Given instruction:
Copy out the data exactly, leaving the pictures behind.
*****
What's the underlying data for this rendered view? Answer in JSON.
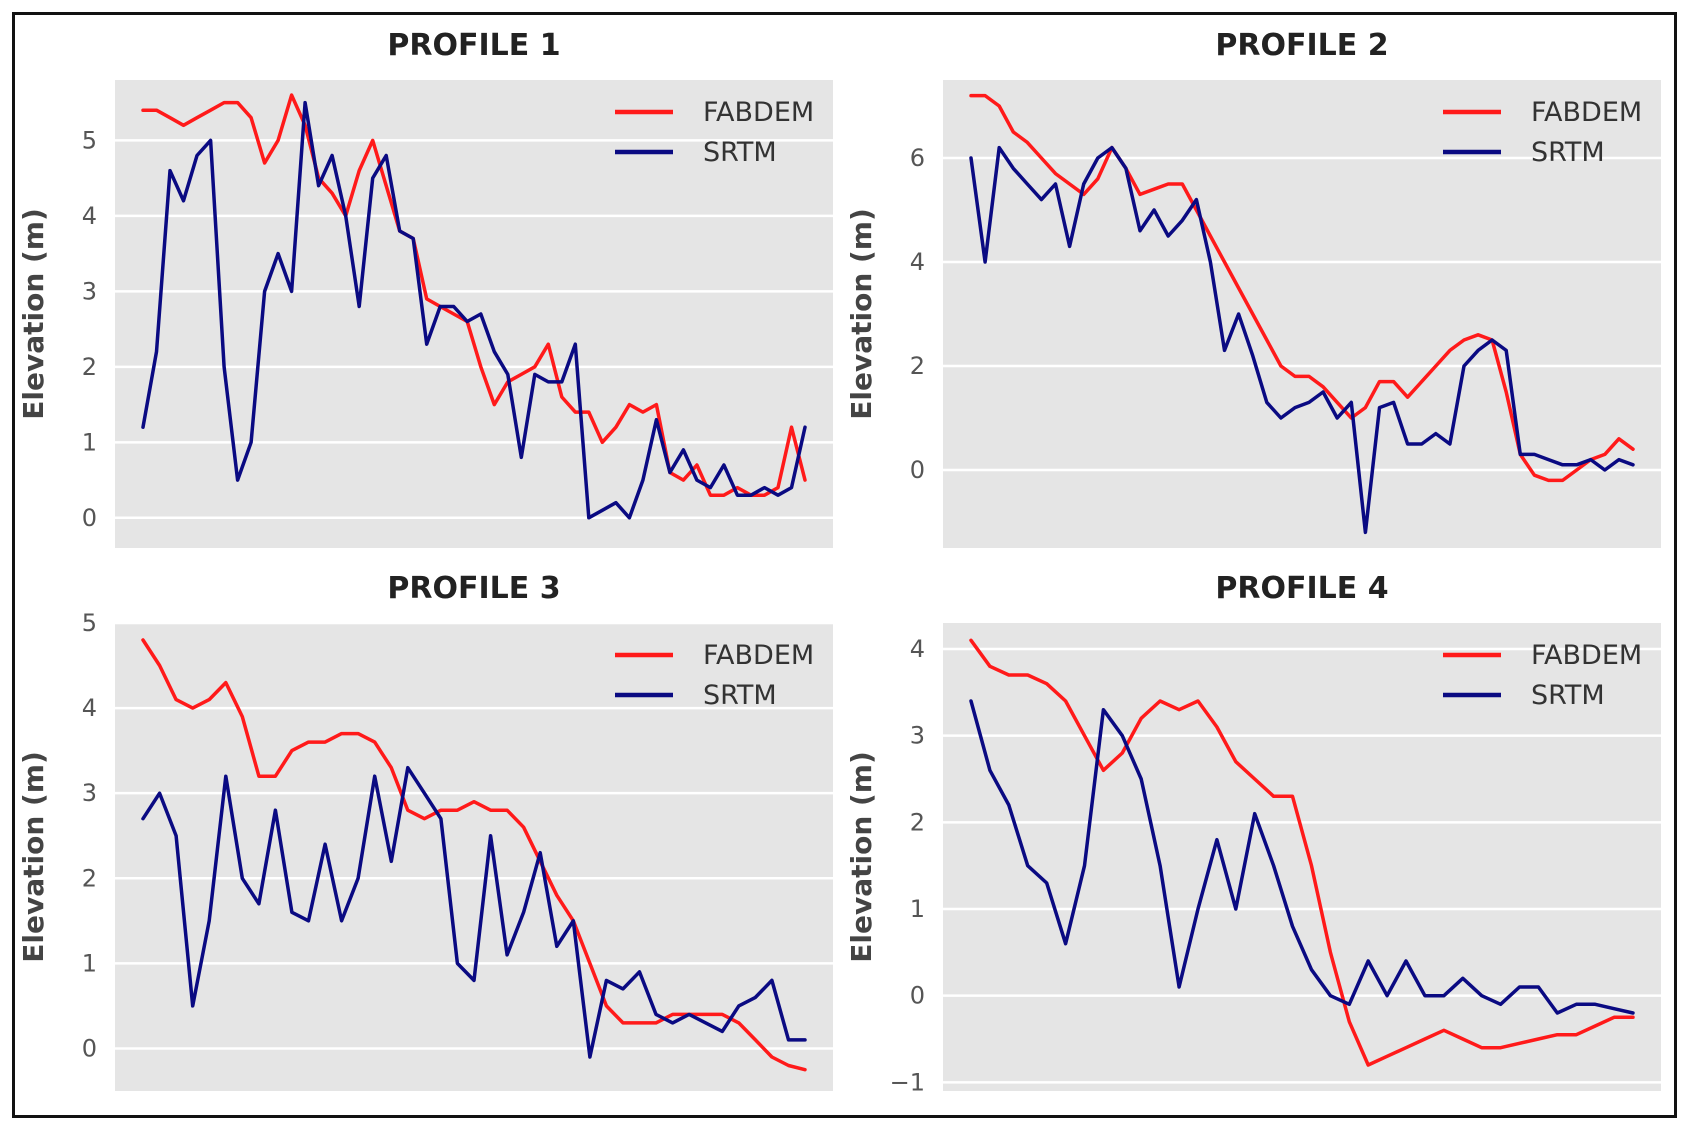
{
  "chart_data": [
    {
      "type": "line",
      "title": "PROFILE 1",
      "xlabel": "",
      "ylabel": "Elevation (m)",
      "ylim": [
        -0.4,
        5.8
      ],
      "yticks": [
        0,
        1,
        2,
        3,
        4,
        5
      ],
      "grid": true,
      "legend_position": "top-right",
      "series": [
        {
          "name": "FABDEM",
          "color": "#ff1a1a",
          "values": [
            5.4,
            5.4,
            5.3,
            5.2,
            5.3,
            5.4,
            5.5,
            5.5,
            5.3,
            4.7,
            5.0,
            5.6,
            5.2,
            4.5,
            4.3,
            4.0,
            4.6,
            5.0,
            4.4,
            3.8,
            3.7,
            2.9,
            2.8,
            2.7,
            2.6,
            2.0,
            1.5,
            1.8,
            1.9,
            2.0,
            2.3,
            1.6,
            1.4,
            1.4,
            1.0,
            1.2,
            1.5,
            1.4,
            1.5,
            0.6,
            0.5,
            0.7,
            0.3,
            0.3,
            0.4,
            0.3,
            0.3,
            0.4,
            1.2,
            0.5
          ]
        },
        {
          "name": "SRTM",
          "color": "#0a0a82",
          "values": [
            1.2,
            2.2,
            4.6,
            4.2,
            4.8,
            5.0,
            2.0,
            0.5,
            1.0,
            3.0,
            3.5,
            3.0,
            5.5,
            4.4,
            4.8,
            4.0,
            2.8,
            4.5,
            4.8,
            3.8,
            3.7,
            2.3,
            2.8,
            2.8,
            2.6,
            2.7,
            2.2,
            1.9,
            0.8,
            1.9,
            1.8,
            1.8,
            2.3,
            0.0,
            0.1,
            0.2,
            0.0,
            0.5,
            1.3,
            0.6,
            0.9,
            0.5,
            0.4,
            0.7,
            0.3,
            0.3,
            0.4,
            0.3,
            0.4,
            1.2
          ]
        }
      ]
    },
    {
      "type": "line",
      "title": "PROFILE 2",
      "xlabel": "",
      "ylabel": "Elevation (m)",
      "ylim": [
        -1.5,
        7.5
      ],
      "yticks": [
        0,
        2,
        4,
        6
      ],
      "grid": true,
      "legend_position": "top-right",
      "series": [
        {
          "name": "FABDEM",
          "color": "#ff1a1a",
          "values": [
            7.2,
            7.2,
            7.0,
            6.5,
            6.3,
            6.0,
            5.7,
            5.5,
            5.3,
            5.6,
            6.2,
            5.8,
            5.3,
            5.4,
            5.5,
            5.5,
            5.0,
            4.5,
            4.0,
            3.5,
            3.0,
            2.5,
            2.0,
            1.8,
            1.8,
            1.6,
            1.3,
            1.0,
            1.2,
            1.7,
            1.7,
            1.4,
            1.7,
            2.0,
            2.3,
            2.5,
            2.6,
            2.5,
            1.5,
            0.3,
            -0.1,
            -0.2,
            -0.2,
            0.0,
            0.2,
            0.3,
            0.6,
            0.4
          ]
        },
        {
          "name": "SRTM",
          "color": "#0a0a82",
          "values": [
            6.0,
            4.0,
            6.2,
            5.8,
            5.5,
            5.2,
            5.5,
            4.3,
            5.5,
            6.0,
            6.2,
            5.8,
            4.6,
            5.0,
            4.5,
            4.8,
            5.2,
            4.0,
            2.3,
            3.0,
            2.2,
            1.3,
            1.0,
            1.2,
            1.3,
            1.5,
            1.0,
            1.3,
            -1.2,
            1.2,
            1.3,
            0.5,
            0.5,
            0.7,
            0.5,
            2.0,
            2.3,
            2.5,
            2.3,
            0.3,
            0.3,
            0.2,
            0.1,
            0.1,
            0.2,
            0.0,
            0.2,
            0.1
          ]
        }
      ]
    },
    {
      "type": "line",
      "title": "PROFILE 3",
      "xlabel": "",
      "ylabel": "Elevation (m)",
      "ylim": [
        -0.5,
        5.0
      ],
      "yticks": [
        0,
        1,
        2,
        3,
        4,
        5
      ],
      "grid": true,
      "legend_position": "top-right",
      "series": [
        {
          "name": "FABDEM",
          "color": "#ff1a1a",
          "values": [
            4.8,
            4.5,
            4.1,
            4.0,
            4.1,
            4.3,
            3.9,
            3.2,
            3.2,
            3.5,
            3.6,
            3.6,
            3.7,
            3.7,
            3.6,
            3.3,
            2.8,
            2.7,
            2.8,
            2.8,
            2.9,
            2.8,
            2.8,
            2.6,
            2.2,
            1.8,
            1.5,
            1.0,
            0.5,
            0.3,
            0.3,
            0.3,
            0.4,
            0.4,
            0.4,
            0.4,
            0.3,
            0.1,
            -0.1,
            -0.2,
            -0.25
          ]
        },
        {
          "name": "SRTM",
          "color": "#0a0a82",
          "values": [
            2.7,
            3.0,
            2.5,
            0.5,
            1.5,
            3.2,
            2.0,
            1.7,
            2.8,
            1.6,
            1.5,
            2.4,
            1.5,
            2.0,
            3.2,
            2.2,
            3.3,
            3.0,
            2.7,
            1.0,
            0.8,
            2.5,
            1.1,
            1.6,
            2.3,
            1.2,
            1.5,
            -0.1,
            0.8,
            0.7,
            0.9,
            0.4,
            0.3,
            0.4,
            0.3,
            0.2,
            0.5,
            0.6,
            0.8,
            0.1,
            0.1
          ]
        }
      ]
    },
    {
      "type": "line",
      "title": "PROFILE 4",
      "xlabel": "",
      "ylabel": "Elevation (m)",
      "ylim": [
        -1.1,
        4.3
      ],
      "yticks": [
        -1,
        0,
        1,
        2,
        3,
        4
      ],
      "grid": true,
      "legend_position": "top-right",
      "series": [
        {
          "name": "FABDEM",
          "color": "#ff1a1a",
          "values": [
            4.1,
            3.8,
            3.7,
            3.7,
            3.6,
            3.4,
            3.0,
            2.6,
            2.8,
            3.2,
            3.4,
            3.3,
            3.4,
            3.1,
            2.7,
            2.5,
            2.3,
            2.3,
            1.5,
            0.5,
            -0.3,
            -0.8,
            -0.7,
            -0.6,
            -0.5,
            -0.4,
            -0.5,
            -0.6,
            -0.6,
            -0.55,
            -0.5,
            -0.45,
            -0.45,
            -0.35,
            -0.25,
            -0.25
          ]
        },
        {
          "name": "SRTM",
          "color": "#0a0a82",
          "values": [
            3.4,
            2.6,
            2.2,
            1.5,
            1.3,
            0.6,
            1.5,
            3.3,
            3.0,
            2.5,
            1.5,
            0.1,
            1.0,
            1.8,
            1.0,
            2.1,
            1.5,
            0.8,
            0.3,
            0.0,
            -0.1,
            0.4,
            0.0,
            0.4,
            0.0,
            0.0,
            0.2,
            0.0,
            -0.1,
            0.1,
            0.1,
            -0.2,
            -0.1,
            -0.1,
            -0.15,
            -0.2
          ]
        }
      ]
    }
  ]
}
*****
Output for this exercise:
What's the underlying data for this rendered view? Answer in JSON.
{
  "chart_data": [
    {
      "type": "line",
      "title": "PROFILE 1",
      "xlabel": "",
      "ylabel": "Elevation (m)",
      "ylim": [
        -0.4,
        5.8
      ],
      "yticks": [
        0,
        1,
        2,
        3,
        4,
        5
      ],
      "grid": true,
      "legend_position": "top-right",
      "series": [
        {
          "name": "FABDEM",
          "color": "#ff1a1a",
          "values": [
            5.4,
            5.4,
            5.3,
            5.2,
            5.3,
            5.4,
            5.5,
            5.5,
            5.3,
            4.7,
            5.0,
            5.6,
            5.2,
            4.5,
            4.3,
            4.0,
            4.6,
            5.0,
            4.4,
            3.8,
            3.7,
            2.9,
            2.8,
            2.7,
            2.6,
            2.0,
            1.5,
            1.8,
            1.9,
            2.0,
            2.3,
            1.6,
            1.4,
            1.4,
            1.0,
            1.2,
            1.5,
            1.4,
            1.5,
            0.6,
            0.5,
            0.7,
            0.3,
            0.3,
            0.4,
            0.3,
            0.3,
            0.4,
            1.2,
            0.5
          ]
        },
        {
          "name": "SRTM",
          "color": "#0a0a82",
          "values": [
            1.2,
            2.2,
            4.6,
            4.2,
            4.8,
            5.0,
            2.0,
            0.5,
            1.0,
            3.0,
            3.5,
            3.0,
            5.5,
            4.4,
            4.8,
            4.0,
            2.8,
            4.5,
            4.8,
            3.8,
            3.7,
            2.3,
            2.8,
            2.8,
            2.6,
            2.7,
            2.2,
            1.9,
            0.8,
            1.9,
            1.8,
            1.8,
            2.3,
            0.0,
            0.1,
            0.2,
            0.0,
            0.5,
            1.3,
            0.6,
            0.9,
            0.5,
            0.4,
            0.7,
            0.3,
            0.3,
            0.4,
            0.3,
            0.4,
            1.2
          ]
        }
      ]
    },
    {
      "type": "line",
      "title": "PROFILE 2",
      "xlabel": "",
      "ylabel": "Elevation (m)",
      "ylim": [
        -1.5,
        7.5
      ],
      "yticks": [
        0,
        2,
        4,
        6
      ],
      "grid": true,
      "legend_position": "top-right",
      "series": [
        {
          "name": "FABDEM",
          "color": "#ff1a1a",
          "values": [
            7.2,
            7.2,
            7.0,
            6.5,
            6.3,
            6.0,
            5.7,
            5.5,
            5.3,
            5.6,
            6.2,
            5.8,
            5.3,
            5.4,
            5.5,
            5.5,
            5.0,
            4.5,
            4.0,
            3.5,
            3.0,
            2.5,
            2.0,
            1.8,
            1.8,
            1.6,
            1.3,
            1.0,
            1.2,
            1.7,
            1.7,
            1.4,
            1.7,
            2.0,
            2.3,
            2.5,
            2.6,
            2.5,
            1.5,
            0.3,
            -0.1,
            -0.2,
            -0.2,
            0.0,
            0.2,
            0.3,
            0.6,
            0.4
          ]
        },
        {
          "name": "SRTM",
          "color": "#0a0a82",
          "values": [
            6.0,
            4.0,
            6.2,
            5.8,
            5.5,
            5.2,
            5.5,
            4.3,
            5.5,
            6.0,
            6.2,
            5.8,
            4.6,
            5.0,
            4.5,
            4.8,
            5.2,
            4.0,
            2.3,
            3.0,
            2.2,
            1.3,
            1.0,
            1.2,
            1.3,
            1.5,
            1.0,
            1.3,
            -1.2,
            1.2,
            1.3,
            0.5,
            0.5,
            0.7,
            0.5,
            2.0,
            2.3,
            2.5,
            2.3,
            0.3,
            0.3,
            0.2,
            0.1,
            0.1,
            0.2,
            0.0,
            0.2,
            0.1
          ]
        }
      ]
    },
    {
      "type": "line",
      "title": "PROFILE 3",
      "xlabel": "",
      "ylabel": "Elevation (m)",
      "ylim": [
        -0.5,
        5.0
      ],
      "yticks": [
        0,
        1,
        2,
        3,
        4,
        5
      ],
      "grid": true,
      "legend_position": "top-right",
      "series": [
        {
          "name": "FABDEM",
          "color": "#ff1a1a",
          "values": [
            4.8,
            4.5,
            4.1,
            4.0,
            4.1,
            4.3,
            3.9,
            3.2,
            3.2,
            3.5,
            3.6,
            3.6,
            3.7,
            3.7,
            3.6,
            3.3,
            2.8,
            2.7,
            2.8,
            2.8,
            2.9,
            2.8,
            2.8,
            2.6,
            2.2,
            1.8,
            1.5,
            1.0,
            0.5,
            0.3,
            0.3,
            0.3,
            0.4,
            0.4,
            0.4,
            0.4,
            0.3,
            0.1,
            -0.1,
            -0.2,
            -0.25
          ]
        },
        {
          "name": "SRTM",
          "color": "#0a0a82",
          "values": [
            2.7,
            3.0,
            2.5,
            0.5,
            1.5,
            3.2,
            2.0,
            1.7,
            2.8,
            1.6,
            1.5,
            2.4,
            1.5,
            2.0,
            3.2,
            2.2,
            3.3,
            3.0,
            2.7,
            1.0,
            0.8,
            2.5,
            1.1,
            1.6,
            2.3,
            1.2,
            1.5,
            -0.1,
            0.8,
            0.7,
            0.9,
            0.4,
            0.3,
            0.4,
            0.3,
            0.2,
            0.5,
            0.6,
            0.8,
            0.1,
            0.1
          ]
        }
      ]
    },
    {
      "type": "line",
      "title": "PROFILE 4",
      "xlabel": "",
      "ylabel": "Elevation (m)",
      "ylim": [
        -1.1,
        4.3
      ],
      "yticks": [
        -1,
        0,
        1,
        2,
        3,
        4
      ],
      "grid": true,
      "legend_position": "top-right",
      "series": [
        {
          "name": "FABDEM",
          "color": "#ff1a1a",
          "values": [
            4.1,
            3.8,
            3.7,
            3.7,
            3.6,
            3.4,
            3.0,
            2.6,
            2.8,
            3.2,
            3.4,
            3.3,
            3.4,
            3.1,
            2.7,
            2.5,
            2.3,
            2.3,
            1.5,
            0.5,
            -0.3,
            -0.8,
            -0.7,
            -0.6,
            -0.5,
            -0.4,
            -0.5,
            -0.6,
            -0.6,
            -0.55,
            -0.5,
            -0.45,
            -0.45,
            -0.35,
            -0.25,
            -0.25
          ]
        },
        {
          "name": "SRTM",
          "color": "#0a0a82",
          "values": [
            3.4,
            2.6,
            2.2,
            1.5,
            1.3,
            0.6,
            1.5,
            3.3,
            3.0,
            2.5,
            1.5,
            0.1,
            1.0,
            1.8,
            1.0,
            2.1,
            1.5,
            0.8,
            0.3,
            0.0,
            -0.1,
            0.4,
            0.0,
            0.4,
            0.0,
            0.0,
            0.2,
            0.0,
            -0.1,
            0.1,
            0.1,
            -0.2,
            -0.1,
            -0.1,
            -0.15,
            -0.2
          ]
        }
      ]
    }
  ]
}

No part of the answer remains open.